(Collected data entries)
------------------------

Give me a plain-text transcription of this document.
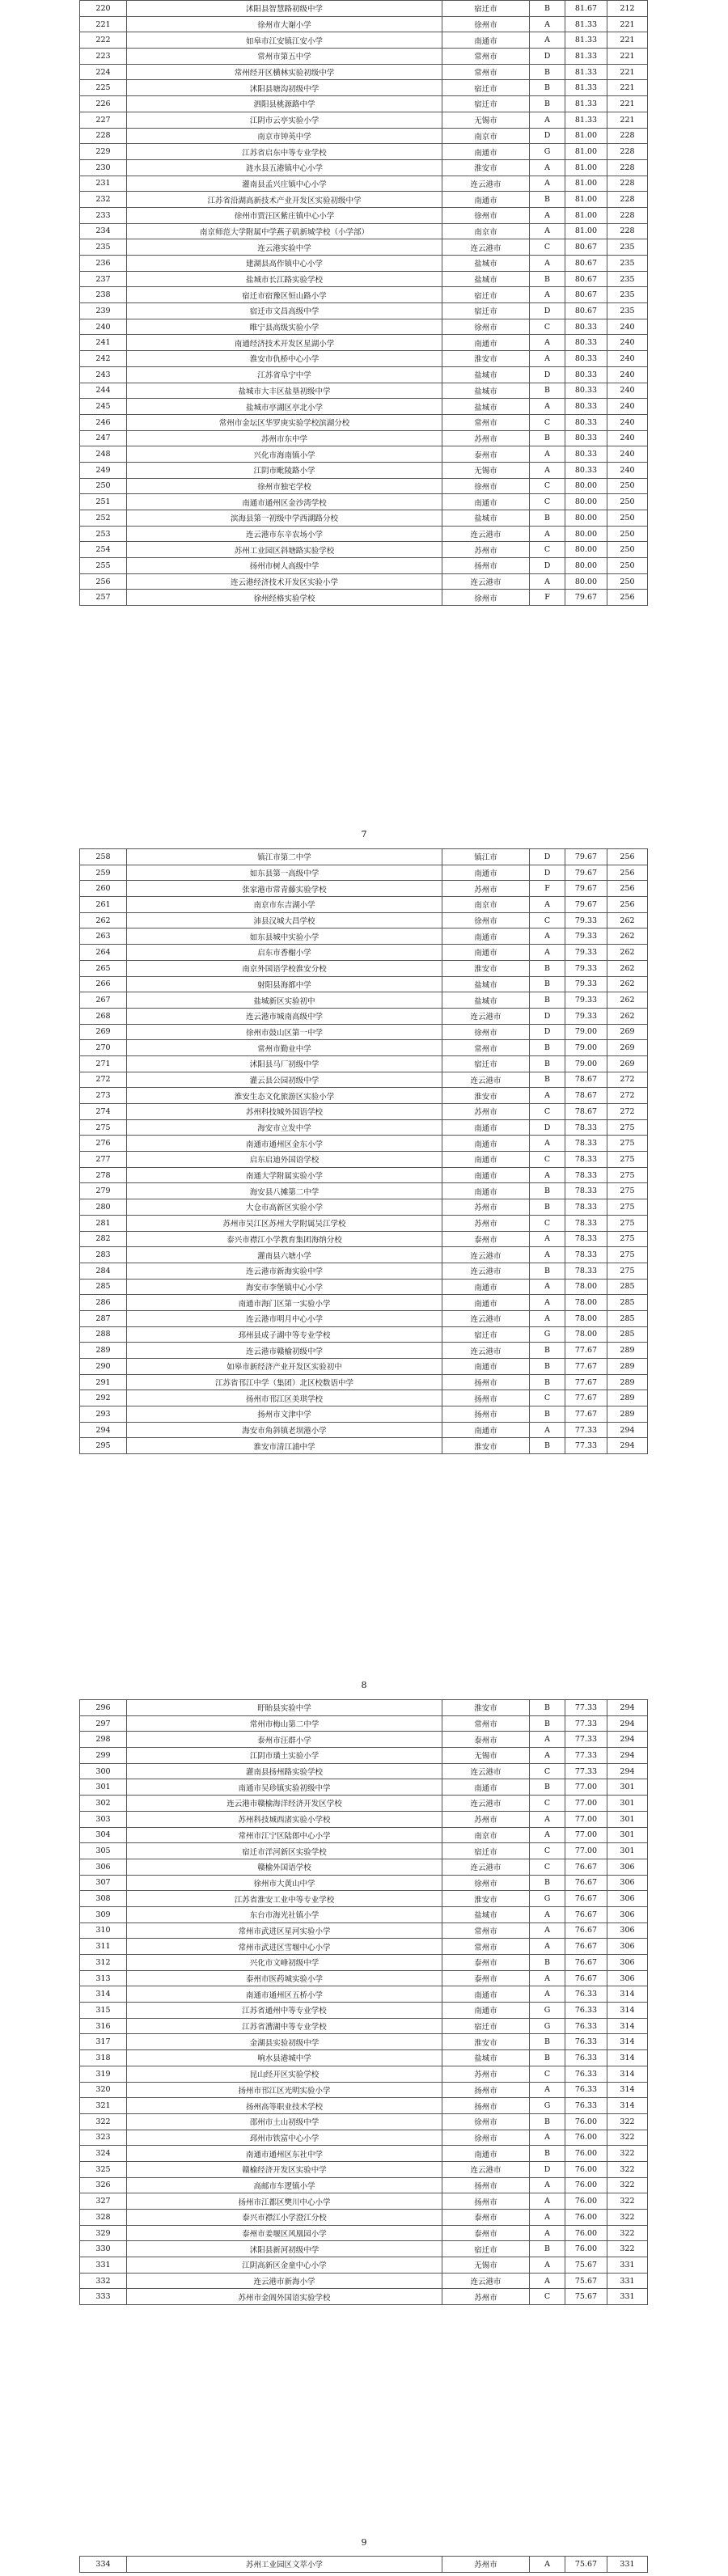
220	沭阳县智慧路初级中学	宿迁市	B	81.67	212
221	徐州市大谢小学	徐州市	A	81.33	221
222	如皋市江安镇江安小学	南通市	A	81.33	221
223	常州市第五中学	常州市	D	81.33	221
224	常州经开区横林实验初级中学	常州市	B	81.33	221
225	沭阳县塘沟初级中学	宿迁市	B	81.33	221
226	泗阳县桃源路中学	宿迁市	B	81.33	221
227	江阴市云亭实验小学	无锡市	A	81.33	221
228	南京市钟英中学	南京市	D	81.00	228
229	江苏省启东中等专业学校	南通市	G	81.00	228
230	涟水县五港镇中心小学	淮安市	A	81.00	228
231	灌南县孟兴庄镇中心小学	连云港市	A	81.00	228
232	江苏省沿湖高新技术产业开发区实验初级中学	南通市	B	81.00	228
233	徐州市贾汪区紫庄镇中心小学	徐州市	A	81.00	228
234	南京师范大学附属中学燕子矶新城学校（小学部）	南京市	A	81.00	228
235	连云港实验中学	连云港市	C	80.67	235
236	建湖县高作镇中心小学	盐城市	A	80.67	235
237	盐城市长江路实验学校	盐城市	B	80.67	235
238	宿迁市宿豫区恒山路小学	宿迁市	A	80.67	235
239	宿迁市文昌高级中学	宿迁市	D	80.67	235
240	睢宁县高级实验小学	徐州市	C	80.33	240
241	南通经济技术开发区星湖小学	南通市	A	80.33	240
242	淮安市仇桥中心小学	淮安市	A	80.33	240
243	江苏省阜宁中学	盐城市	D	80.33	240
244	盐城市大丰区盐垦初级中学	盐城市	B	80.33	240
245	盐城市亭湖区亭北小学	盐城市	A	80.33	240
246	常州市金坛区华罗庚实验学校滨湖分校	常州市	C	80.33	240
247	苏州市东中学	苏州市	B	80.33	240
248	兴化市海南镇小学	泰州市	A	80.33	240
249	江阴市毗陵路小学	无锡市	A	80.33	240
250	徐州市独宅学校	徐州市	C	80.00	250
251	南通市通州区金沙湾学校	南通市	C	80.00	250
252	滨海县第一初级中学西湖路分校	盐城市	B	80.00	250
253	连云港市东辛农场小学	连云港市	A	80.00	250
254	苏州工业园区斜塘路实验学校	苏州市	C	80.00	250
255	扬州市树人高级中学	扬州市	D	80.00	250
256	连云港经济技术开发区实验小学	连云港市	A	80.00	250
257	徐州经格实验学校	徐州市	F	79.67	256
7
258	镇江市第二中学	镇江市	D	79.67	256
259	如东县第一高级中学	南通市	D	79.67	256
260	张家港市常青藤实验学校	苏州市	F	79.67	256
261	南京市东吉湖小学	南京市	A	79.67	256
262	沛县汉城大昌学校	徐州市	C	79.33	262
263	如东县城中实验小学	南通市	A	79.33	262
264	启东市香榭小学	南通市	A	79.33	262
265	南京外国语学校淮安分校	淮安市	B	79.33	262
266	射阳县海都中学	盐城市	B	79.33	262
267	盐城新区实验初中	盐城市	B	79.33	262
268	连云港市城南高级中学	连云港市	D	79.33	262
269	徐州市鼓山区第一中学	徐州市	D	79.00	269
270	常州市勤业中学	常州市	B	79.00	269
271	沭阳县马厂初级中学	宿迁市	B	79.00	269
272	灌云县公园初级中学	连云港市	B	78.67	272
273	淮安生态文化旅游区实验小学	淮安市	A	78.67	272
274	苏州科技城外国语学校	苏州市	C	78.67	272
275	海安市立发中学	南通市	D	78.33	275
276	南通市通州区金东小学	南通市	A	78.33	275
277	启东启迪外国语学校	南通市	C	78.33	275
278	南通大学附属实验小学	南通市	A	78.33	275
279	海安县八摊第二中学	南通市	B	78.33	275
280	大仓市高新区实验小学	苏州市	B	78.33	275
281	苏州市吴江区苏州大学附属吴江学校	苏州市	C	78.33	275
282	泰兴市襟江小学教育集团海纳分校	泰州市	A	78.33	275
283	灌南县六塘小学	连云港市	A	78.33	275
284	连云港市新海实验中学	连云港市	B	78.33	275
285	海安市李堡镇中心小学	南通市	A	78.00	285
286	南通市海门区第一实验小学	南通市	A	78.00	285
287	连云港市明月中心小学	连云港市	A	78.00	285
288	邳州县成子湖中等专业学校	宿迁市	G	78.00	285
289	连云港市赣榆初级中学	连云港市	B	77.67	289
290	如皋市新经济产业开发区实验初中	南通市	B	77.67	289
291	江苏省邗江中学（集团）北区校数语中学	扬州市	B	77.67	289
292	扬州市邗江区美琪学校	扬州市	C	77.67	289
293	扬州市文津中学	扬州市	B	77.67	289
294	海安市角斜镇老坝港小学	南通市	A	77.33	294
295	淮安市清江浦中学	淮安市	B	77.33	294
8
296	盱眙县实验中学	淮安市	B	77.33	294
297	常州市梅山第二中学	常州市	B	77.33	294
298	泰州市汪群小学	泰州市	A	77.33	294
299	江阴市璜土实验小学	无锡市	A	77.33	294
300	灌南县扬州路实验学校	连云港市	C	77.33	294
301	南通市吴珍镇实验初级中学	南通市	B	77.00	301
302	连云港市赣榆海洋经济开发区学校	连云港市	C	77.00	301
303	苏州科技城西渚实验小学校	苏州市	A	77.00	301
304	常州市江宁区陆郎中心小学	南京市	A	77.00	301
305	宿迁市洋河新区实验学校	宿迁市	C	77.00	301
306	赣榆外国语学校	连云港市	C	76.67	306
307	徐州市大黄山中学	徐州市	B	76.67	306
308	江苏省淮安工业中等专业学校	淮安市	G	76.67	306
309	东台市海光社镇小学	盐城市	A	76.67	306
310	常州市武进区星河实验小学	常州市	A	76.67	306
311	常州市武进区雪堰中心小学	常州市	A	76.67	306
312	兴化市文峰初级中学	泰州市	B	76.67	306
313	泰州市医药城实验小学	泰州市	A	76.67	306
314	南通市通州区五桥小学	南通市	A	76.33	314
315	江苏省通州中等专业学校	南通市	G	76.33	314
316	江苏省漕湖中等专业学校	宿迁市	G	76.33	314
317	金湖县实验初级中学	淮安市	B	76.33	314
318	响水县港城中学	盐城市	B	76.33	314
319	昆山经开区实验学校	苏州市	C	76.33	314
320	扬州市邗江区光明实验小学	扬州市	A	76.33	314
321	扬州高等职业技术学校	扬州市	G	76.33	314
322	邵州市土山初级中学	徐州市	B	76.00	322
323	邳州市铁富中心小学	徐州市	A	76.00	322
324	南通市通州区东社中学	南通市	B	76.00	322
325	赣榆经济开发区实验中学	连云港市	D	76.00	322
326	高邮市车逻镇小学	扬州市	A	76.00	322
327	扬州市江都区樊川中心小学	扬州市	A	76.00	322
328	泰兴市襟江小学澄江分校	泰州市	A	76.00	322
329	泰州市姜堰区风凰园小学	泰州市	A	76.00	322
330	沭阳县新河初级中学	宿迁市	B	76.00	322
331	江阴高新区金童中心小学	无锡市	A	75.67	331
332	连云港市新海小学	连云港市	A	75.67	331
333	苏州市金阊外国语实验学校	苏州市	C	75.67	331
9
334	苏州工业园区文萃小学	苏州市	A	75.67	331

------------------------

* _Problem statement_
Omit the images and transcribe all of the records above word for word.

* _Exercise result_
Give me a plain-text transcription of this document.
220	沭阳县智慧路初级中学	宿迁市	B	81.67	212
221	徐州市大谢小学	徐州市	A	81.33	221
222	如皋市江安镇江安小学	南通市	A	81.33	221
223	常州市第五中学	常州市	D	81.33	221
224	常州经开区横林实验初级中学	常州市	B	81.33	221
225	沭阳县塘沟初级中学	宿迁市	B	81.33	221
226	泗阳县桃源路中学	宿迁市	B	81.33	221
227	江阴市云亭实验小学	无锡市	A	81.33	221
228	南京市钟英中学	南京市	D	81.00	228
229	江苏省启东中等专业学校	南通市	G	81.00	228
230	涟水县五港镇中心小学	淮安市	A	81.00	228
231	灌南县孟兴庄镇中心小学	连云港市	A	81.00	228
232	江苏省沿湖高新技术产业开发区实验初级中学	南通市	B	81.00	228
233	徐州市贾汪区紫庄镇中心小学	徐州市	A	81.00	228
234	南京师范大学附属中学燕子矶新城学校（小学部）	南京市	A	81.00	228
235	连云港实验中学	连云港市	C	80.67	235
236	建湖县高作镇中心小学	盐城市	A	80.67	235
237	盐城市长江路实验学校	盐城市	B	80.67	235
238	宿迁市宿豫区恒山路小学	宿迁市	A	80.67	235
239	宿迁市文昌高级中学	宿迁市	D	80.67	235
240	睢宁县高级实验小学	徐州市	C	80.33	240
241	南通经济技术开发区星湖小学	南通市	A	80.33	240
242	淮安市仇桥中心小学	淮安市	A	80.33	240
243	江苏省阜宁中学	盐城市	D	80.33	240
244	盐城市大丰区盐垦初级中学	盐城市	B	80.33	240
245	盐城市亭湖区亭北小学	盐城市	A	80.33	240
246	常州市金坛区华罗庚实验学校滨湖分校	常州市	C	80.33	240
247	苏州市东中学	苏州市	B	80.33	240
248	兴化市海南镇小学	泰州市	A	80.33	240
249	江阴市毗陵路小学	无锡市	A	80.33	240
250	徐州市独宅学校	徐州市	C	80.00	250
251	南通市通州区金沙湾学校	南通市	C	80.00	250
252	滨海县第一初级中学西湖路分校	盐城市	B	80.00	250
253	连云港市东辛农场小学	连云港市	A	80.00	250
254	苏州工业园区斜塘路实验学校	苏州市	C	80.00	250
255	扬州市树人高级中学	扬州市	D	80.00	250
256	连云港经济技术开发区实验小学	连云港市	A	80.00	250
257	徐州经格实验学校	徐州市	F	79.67	256
7
258	镇江市第二中学	镇江市	D	79.67	256
259	如东县第一高级中学	南通市	D	79.67	256
260	张家港市常青藤实验学校	苏州市	F	79.67	256
261	南京市东吉湖小学	南京市	A	79.67	256
262	沛县汉城大昌学校	徐州市	C	79.33	262
263	如东县城中实验小学	南通市	A	79.33	262
264	启东市香榭小学	南通市	A	79.33	262
265	南京外国语学校淮安分校	淮安市	B	79.33	262
266	射阳县海都中学	盐城市	B	79.33	262
267	盐城新区实验初中	盐城市	B	79.33	262
268	连云港市城南高级中学	连云港市	D	79.33	262
269	徐州市鼓山区第一中学	徐州市	D	79.00	269
270	常州市勤业中学	常州市	B	79.00	269
271	沭阳县马厂初级中学	宿迁市	B	79.00	269
272	灌云县公园初级中学	连云港市	B	78.67	272
273	淮安生态文化旅游区实验小学	淮安市	A	78.67	272
274	苏州科技城外国语学校	苏州市	C	78.67	272
275	海安市立发中学	南通市	D	78.33	275
276	南通市通州区金东小学	南通市	A	78.33	275
277	启东启迪外国语学校	南通市	C	78.33	275
278	南通大学附属实验小学	南通市	A	78.33	275
279	海安县八摊第二中学	南通市	B	78.33	275
280	大仓市高新区实验小学	苏州市	B	78.33	275
281	苏州市吴江区苏州大学附属吴江学校	苏州市	C	78.33	275
282	泰兴市襟江小学教育集团海纳分校	泰州市	A	78.33	275
283	灌南县六塘小学	连云港市	A	78.33	275
284	连云港市新海实验中学	连云港市	B	78.33	275
285	海安市李堡镇中心小学	南通市	A	78.00	285
286	南通市海门区第一实验小学	南通市	A	78.00	285
287	连云港市明月中心小学	连云港市	A	78.00	285
288	邳州县成子湖中等专业学校	宿迁市	G	78.00	285
289	连云港市赣榆初级中学	连云港市	B	77.67	289
290	如皋市新经济产业开发区实验初中	南通市	B	77.67	289
291	江苏省邗江中学（集团）北区校数语中学	扬州市	B	77.67	289
292	扬州市邗江区美琪学校	扬州市	C	77.67	289
293	扬州市文津中学	扬州市	B	77.67	289
294	海安市角斜镇老坝港小学	南通市	A	77.33	294
295	淮安市清江浦中学	淮安市	B	77.33	294
8
296	盱眙县实验中学	淮安市	B	77.33	294
297	常州市梅山第二中学	常州市	B	77.33	294
298	泰州市汪群小学	泰州市	A	77.33	294
299	江阴市璜土实验小学	无锡市	A	77.33	294
300	灌南县扬州路实验学校	连云港市	C	77.33	294
301	南通市吴珍镇实验初级中学	南通市	B	77.00	301
302	连云港市赣榆海洋经济开发区学校	连云港市	C	77.00	301
303	苏州科技城西渚实验小学校	苏州市	A	77.00	301
304	常州市江宁区陆郎中心小学	南京市	A	77.00	301
305	宿迁市洋河新区实验学校	宿迁市	C	77.00	301
306	赣榆外国语学校	连云港市	C	76.67	306
307	徐州市大黄山中学	徐州市	B	76.67	306
308	江苏省淮安工业中等专业学校	淮安市	G	76.67	306
309	东台市海光社镇小学	盐城市	A	76.67	306
310	常州市武进区星河实验小学	常州市	A	76.67	306
311	常州市武进区雪堰中心小学	常州市	A	76.67	306
312	兴化市文峰初级中学	泰州市	B	76.67	306
313	泰州市医药城实验小学	泰州市	A	76.67	306
314	南通市通州区五桥小学	南通市	A	76.33	314
315	江苏省通州中等专业学校	南通市	G	76.33	314
316	江苏省漕湖中等专业学校	宿迁市	G	76.33	314
317	金湖县实验初级中学	淮安市	B	76.33	314
318	响水县港城中学	盐城市	B	76.33	314
319	昆山经开区实验学校	苏州市	C	76.33	314
320	扬州市邗江区光明实验小学	扬州市	A	76.33	314
321	扬州高等职业技术学校	扬州市	G	76.33	314
322	邵州市土山初级中学	徐州市	B	76.00	322
323	邳州市铁富中心小学	徐州市	A	76.00	322
324	南通市通州区东社中学	南通市	B	76.00	322
325	赣榆经济开发区实验中学	连云港市	D	76.00	322
326	高邮市车逻镇小学	扬州市	A	76.00	322
327	扬州市江都区樊川中心小学	扬州市	A	76.00	322
328	泰兴市襟江小学澄江分校	泰州市	A	76.00	322
329	泰州市姜堰区风凰园小学	泰州市	A	76.00	322
330	沭阳县新河初级中学	宿迁市	B	76.00	322
331	江阴高新区金童中心小学	无锡市	A	75.67	331
332	连云港市新海小学	连云港市	A	75.67	331
333	苏州市金阊外国语实验学校	苏州市	C	75.67	331
9
334	苏州工业园区文萃小学	苏州市	A	75.67	331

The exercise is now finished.